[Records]
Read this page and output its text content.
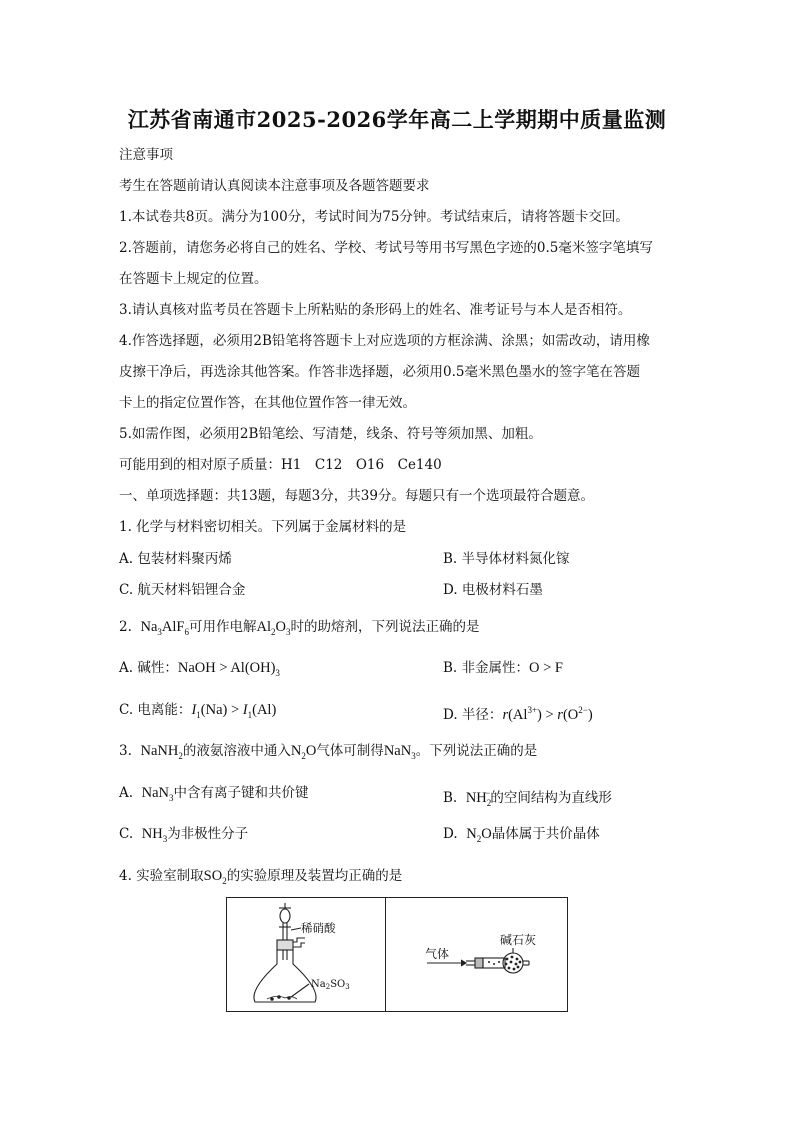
江苏省南通市2025-2026学年高二上学期期中质量监测
注意事项
考生在答题前请认真阅读本注意事项及各题答题要求
1.本试卷共8页。满分为100分，考试时间为75分钟。考试结束后，请将答题卡交回。
2.答题前，请您务必将自己的姓名、学校、考试号等用书写黑色字迹的0.5毫米签字笔填写
在答题卡上规定的位置。
3.请认真核对监考员在答题卡上所粘贴的条形码上的姓名、准考证号与本人是否相符。
4.作答选择题，必须用2B铅笔将答题卡上对应选项的方框涂满、涂黑；如需改动，请用橡
皮擦干净后，再选涂其他答案。作答非选择题，必须用0.5毫米黑色墨水的签字笔在答题
卡上的指定位置作答，在其他位置作答一律无效。
5.如需作图，必须用2B铅笔绘、写清楚，线条、符号等须加黑、加粗。
可能用到的相对原子质量：H1　C12　O16　Ce140
一、单项选择题：共13题，每题3分，共39分。每题只有一个选项最符合题意。
1. 化学与材料密切相关。下列属于金属材料的是
A. 包装材料聚丙烯	B. 半导体材料氮化镓
C. 航天材料铝锂合金	D. 电极材料石墨
2. $Na_3AlF_6$可用作电解$Al_2O_3$时的助熔剂，下列说法正确的是
A. 碱性：NaOH > $Al(OH)_3$	B. 非金属性：O > F
C. 电离能：$I_1(Na) > I_1(Al)$	D. 半径：$r(Al^{3+}) > r(O^{2-})$
3. NaNH$_2$的液氨溶液中通入$N_2O$气体可制得NaN$_3$。下列说法正确的是
A. NaN$_3$中含有离子键和共价键	B. $NH_2^-$的空间结构为直线形
C. $NH_3$为非极性分子	D. $N_2O$晶体属于共价晶体
4. 实验室制取$SO_2$的实验原理及装置均正确的是
稀硝酸
$Na_2SO_3$
气体
碱石灰
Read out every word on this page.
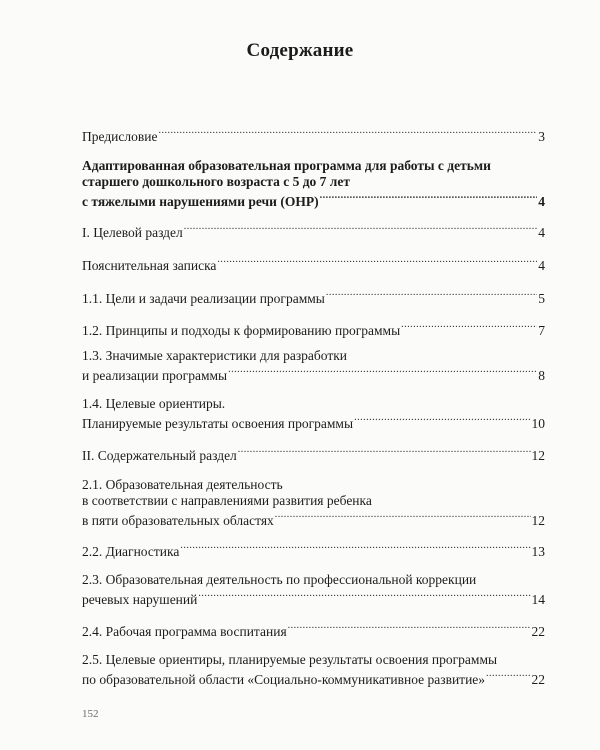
Содержание
Предисловие .....	3
Адаптированная образовательная программа для работы с детьми
старшего дошкольного возраста с 5 до 7 лет
с тяжелыми нарушениями речи (ОНР) .....	4
I. Целевой раздел .....	4
Пояснительная записка .....	4
1.1. Цели и задачи реализации программы .....	5
1.2. Принципы и подходы к формированию программы .....	7
1.3. Значимые характеристики для разработки
и реализации программы .....	8
1.4. Целевые ориентиры.
Планируемые результаты освоения программы .....	10
II. Содержательный раздел .....	12
2.1. Образовательная деятельность
в соответствии с направлениями развития ребенка
в пяти образовательных областях .....	12
2.2. Диагностика .....	13
2.3. Образовательная деятельность по профессиональной коррекции
речевых нарушений .....	14
2.4. Рабочая программа воспитания .....	22
2.5. Целевые ориентиры, планируемые результаты освоения программы
по образовательной области «Социально-коммуникативное развитие» .....	22
152
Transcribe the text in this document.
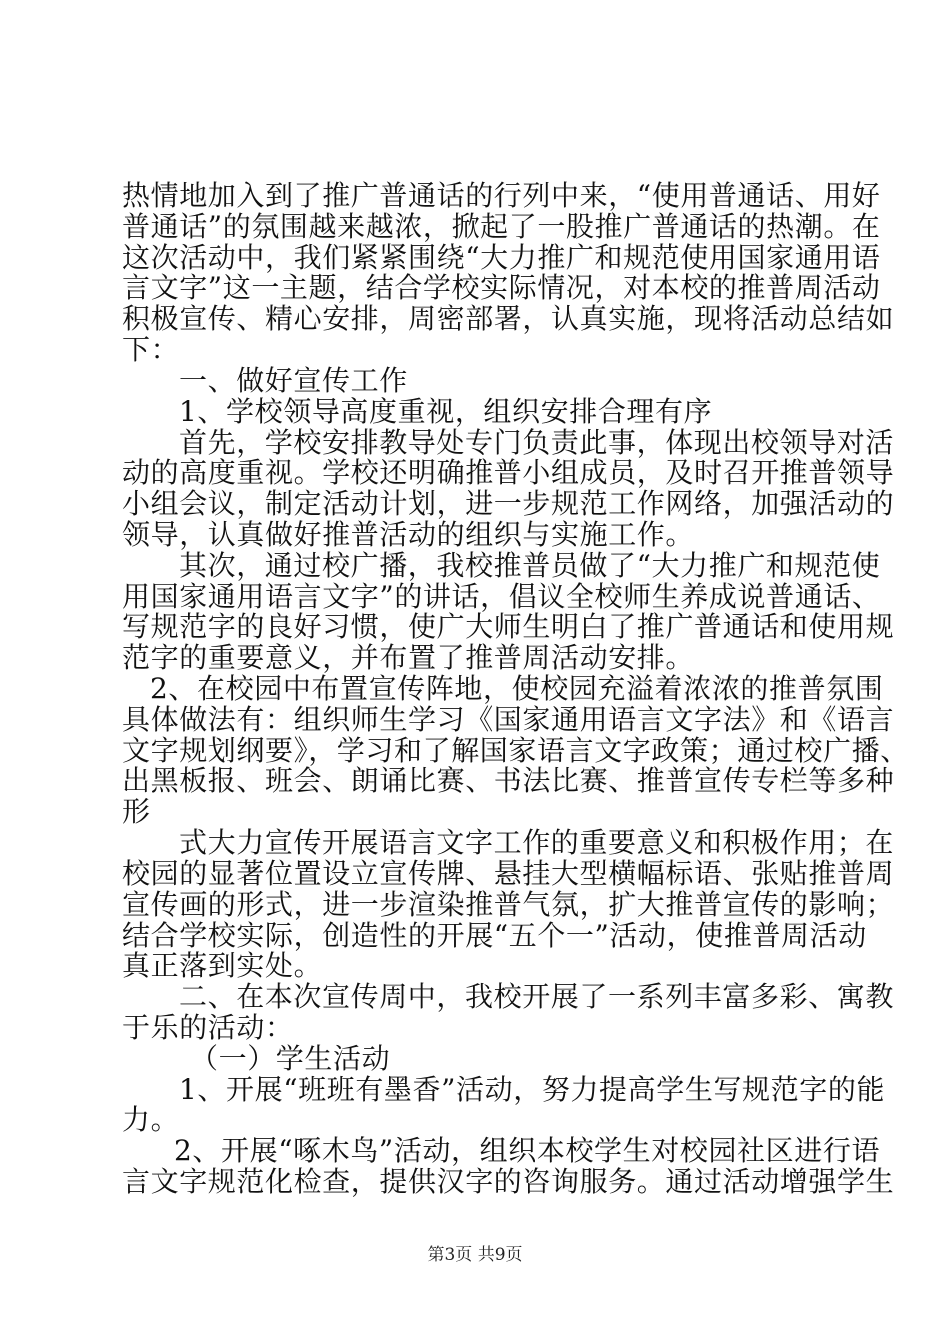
热情地加入到了推广普通话的行列中来，“使用普通话、用好
普通话”的氛围越来越浓，掀起了一股推广普通话的热潮。在
这次活动中，我们紧紧围绕“大力推广和规范使用国家通用语
言文字”这一主题，结合学校实际情况，对本校的推普周活动
积极宣传、精心安排，周密部署，认真实施，现将活动总结如
下：
一、做好宣传工作
1、学校领导高度重视，组织安排合理有序
首先，学校安排教导处专门负责此事，体现出校领导对活
动的高度重视。学校还明确推普小组成员，及时召开推普领导
小组会议，制定活动计划，进一步规范工作网络，加强活动的
领导，认真做好推普活动的组织与实施工作。
其次，通过校广播，我校推普员做了“大力推广和规范使
用国家通用语言文字”的讲话，倡议全校师生养成说普通话、
写规范字的良好习惯，使广大师生明白了推广普通话和使用规
范字的重要意义，并布置了推普周活动安排。
2、在校园中布置宣传阵地，使校园充溢着浓浓的推普氛围
具体做法有：组织师生学习《国家通用语言文字法》和《语言
文字规划纲要》，学习和了解国家语言文字政策；通过校广播、
出黑板报、班会、朗诵比赛、书法比赛、推普宣传专栏等多种
形
式大力宣传开展语言文字工作的重要意义和积极作用；在
校园的显著位置设立宣传牌、悬挂大型横幅标语、张贴推普周
宣传画的形式，进一步渲染推普气氛，扩大推普宣传的影响；
结合学校实际，创造性的开展“五个一”活动，使推普周活动
真正落到实处。
二、在本次宣传周中，我校开展了一系列丰富多彩、寓教
于乐的活动：
（一）学生活动
1、开展“班班有墨香”活动，努力提高学生写规范字的能
力。
2、开展“啄木鸟”活动，组织本校学生对校园社区进行语
言文字规范化检查，提供汉字的咨询服务。通过活动增强学生
第3页 共9页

What to work on:
Repeat the listing verbatim. Skip the pictures.

Response:
Read this page and output its text content.
江苏省南通市2025-2026学年高二上学期期中质量监测
注意事项
考生在答题前请认真阅读本注意事项及各题答题要求
1.本试卷共8页。满分为100分，考试时间为75分钟。考试结束后，请将答题卡交回。
2.答题前，请您务必将自己的姓名、学校、考试号等用书写黑色字迹的0.5毫米签字笔填写
在答题卡上规定的位置。
3.请认真核对监考员在答题卡上所粘贴的条形码上的姓名、准考证号与本人是否相符。
4.作答选择题，必须用2B铅笔将答题卡上对应选项的方框涂满、涂黑；如需改动，请用橡
皮擦干净后，再选涂其他答案。作答非选择题，必须用0.5毫米黑色墨水的签字笔在答题
卡上的指定位置作答，在其他位置作答一律无效。
5.如需作图，必须用2B铅笔绘、写清楚，线条、符号等须加黑、加粗。
可能用到的相对原子质量：H1　C12　O16　Ce140
一、单项选择题：共13题，每题3分，共39分。每题只有一个选项最符合题意。
1. 化学与材料密切相关。下列属于金属材料的是
A. 包装材料聚丙烯	B. 半导体材料氮化镓
C. 航天材料铝锂合金	D. 电极材料石墨
2. $Na_3AlF_6$可用作电解$Al_2O_3$时的助熔剂，下列说法正确的是
A. 碱性：NaOH > $Al(OH)_3$	B. 非金属性：O > F
C. 电离能：$I_1(Na) > I_1(Al)$	D. 半径：$r(Al^{3+}) > r(O^{2-})$
3. NaNH$_2$的液氨溶液中通入$N_2O$气体可制得NaN$_3$。下列说法正确的是
A. NaN$_3$中含有离子键和共价键	B. $NH_2^-$的空间结构为直线形
C. $NH_3$为非极性分子	D. $N_2O$晶体属于共价晶体
4. 实验室制取$SO_2$的实验原理及装置均正确的是
稀硝酸
$Na_2SO_3$
气体
碱石灰
Read out every word on this page.
Содержание
Предисловие .....	3
Адаптированная образовательная программа для работы с детьми
старшего дошкольного возраста с 5 до 7 лет
с тяжелыми нарушениями речи (ОНР) .....	4
I. Целевой раздел .....	4
Пояснительная записка .....	4
1.1. Цели и задачи реализации программы .....	5
1.2. Принципы и подходы к формированию программы .....	7
1.3. Значимые характеристики для разработки
и реализации программы .....	8
1.4. Целевые ориентиры.
Планируемые результаты освоения программы .....	10
II. Содержательный раздел .....	12
2.1. Образовательная деятельность
в соответствии с направлениями развития ребенка
в пяти образовательных областях .....	12
2.2. Диагностика .....	13
2.3. Образовательная деятельность по профессиональной коррекции
речевых нарушений .....	14
2.4. Рабочая программа воспитания .....	22
2.5. Целевые ориентиры, планируемые результаты освоения программы
по образовательной области «Социально-коммуникативное развитие» .....	22
152
Transcribe the text in this document.
热情地加入到了推广普通话的行列中来，“使用普通话、用好
普通话”的氛围越来越浓，掀起了一股推广普通话的热潮。在
这次活动中，我们紧紧围绕“大力推广和规范使用国家通用语
言文字”这一主题，结合学校实际情况，对本校的推普周活动
积极宣传、精心安排，周密部署，认真实施，现将活动总结如
下：
一、做好宣传工作
1、学校领导高度重视，组织安排合理有序
首先，学校安排教导处专门负责此事，体现出校领导对活
动的高度重视。学校还明确推普小组成员，及时召开推普领导
小组会议，制定活动计划，进一步规范工作网络，加强活动的
领导，认真做好推普活动的组织与实施工作。
其次，通过校广播，我校推普员做了“大力推广和规范使
用国家通用语言文字”的讲话，倡议全校师生养成说普通话、
写规范字的良好习惯，使广大师生明白了推广普通话和使用规
范字的重要意义，并布置了推普周活动安排。
2、在校园中布置宣传阵地，使校园充溢着浓浓的推普氛围
具体做法有：组织师生学习《国家通用语言文字法》和《语言
文字规划纲要》，学习和了解国家语言文字政策；通过校广播、
出黑板报、班会、朗诵比赛、书法比赛、推普宣传专栏等多种
形
式大力宣传开展语言文字工作的重要意义和积极作用；在
校园的显著位置设立宣传牌、悬挂大型横幅标语、张贴推普周
宣传画的形式，进一步渲染推普气氛，扩大推普宣传的影响；
结合学校实际，创造性的开展“五个一”活动，使推普周活动
真正落到实处。
二、在本次宣传周中，我校开展了一系列丰富多彩、寓教
于乐的活动：
（一）学生活动
1、开展“班班有墨香”活动，努力提高学生写规范字的能
力。
2、开展“啄木鸟”活动，组织本校学生对校园社区进行语
言文字规范化检查，提供汉字的咨询服务。通过活动增强学生
第3页 共9页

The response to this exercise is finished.